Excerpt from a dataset
■ ■ ■

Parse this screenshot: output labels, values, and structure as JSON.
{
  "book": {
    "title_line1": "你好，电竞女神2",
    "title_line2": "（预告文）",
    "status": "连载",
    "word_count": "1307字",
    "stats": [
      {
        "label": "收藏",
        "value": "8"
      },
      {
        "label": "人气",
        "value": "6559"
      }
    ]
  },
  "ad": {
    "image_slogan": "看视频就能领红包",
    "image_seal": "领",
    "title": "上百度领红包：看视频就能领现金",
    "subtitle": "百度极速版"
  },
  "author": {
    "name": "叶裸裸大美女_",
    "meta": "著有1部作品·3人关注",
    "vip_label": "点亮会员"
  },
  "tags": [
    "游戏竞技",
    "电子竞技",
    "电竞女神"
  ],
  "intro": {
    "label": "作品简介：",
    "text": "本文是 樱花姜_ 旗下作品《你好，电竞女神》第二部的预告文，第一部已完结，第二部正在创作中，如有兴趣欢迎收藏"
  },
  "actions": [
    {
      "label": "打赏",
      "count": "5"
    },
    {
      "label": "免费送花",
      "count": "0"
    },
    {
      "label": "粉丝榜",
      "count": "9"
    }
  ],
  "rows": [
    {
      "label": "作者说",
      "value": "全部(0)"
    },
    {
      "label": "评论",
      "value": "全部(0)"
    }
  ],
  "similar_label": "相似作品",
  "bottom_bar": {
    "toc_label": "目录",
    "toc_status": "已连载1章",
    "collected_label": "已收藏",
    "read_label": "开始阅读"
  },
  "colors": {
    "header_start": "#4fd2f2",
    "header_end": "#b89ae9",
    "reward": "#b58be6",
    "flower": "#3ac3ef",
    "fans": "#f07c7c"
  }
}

■ ■ ■

Transcribe every record above exactly as it appears.

Response
Parse this screenshot: output labels, values, and structure as JSON.
{
  "book": {
    "title_line1": "你好，电竞女神2",
    "title_line2": "（预告文）",
    "status": "连载",
    "word_count": "1307字",
    "stats": [
      {
        "label": "收藏",
        "value": "8"
      },
      {
        "label": "人气",
        "value": "6559"
      }
    ]
  },
  "ad": {
    "image_slogan": "看视频就能领红包",
    "image_seal": "领",
    "title": "上百度领红包：看视频就能领现金",
    "subtitle": "百度极速版"
  },
  "author": {
    "name": "叶裸裸大美女_",
    "meta": "著有1部作品·3人关注",
    "vip_label": "点亮会员"
  },
  "tags": [
    "游戏竞技",
    "电子竞技",
    "电竞女神"
  ],
  "intro": {
    "label": "作品简介：",
    "text": "本文是 樱花姜_ 旗下作品《你好，电竞女神》第二部的预告文，第一部已完结，第二部正在创作中，如有兴趣欢迎收藏"
  },
  "actions": [
    {
      "label": "打赏",
      "count": "5"
    },
    {
      "label": "免费送花",
      "count": "0"
    },
    {
      "label": "粉丝榜",
      "count": "9"
    }
  ],
  "rows": [
    {
      "label": "作者说",
      "value": "全部(0)"
    },
    {
      "label": "评论",
      "value": "全部(0)"
    }
  ],
  "similar_label": "相似作品",
  "bottom_bar": {
    "toc_label": "目录",
    "toc_status": "已连载1章",
    "collected_label": "已收藏",
    "read_label": "开始阅读"
  },
  "colors": {
    "header_start": "#4fd2f2",
    "header_end": "#b89ae9",
    "reward": "#b58be6",
    "flower": "#3ac3ef",
    "fans": "#f07c7c"
  }
}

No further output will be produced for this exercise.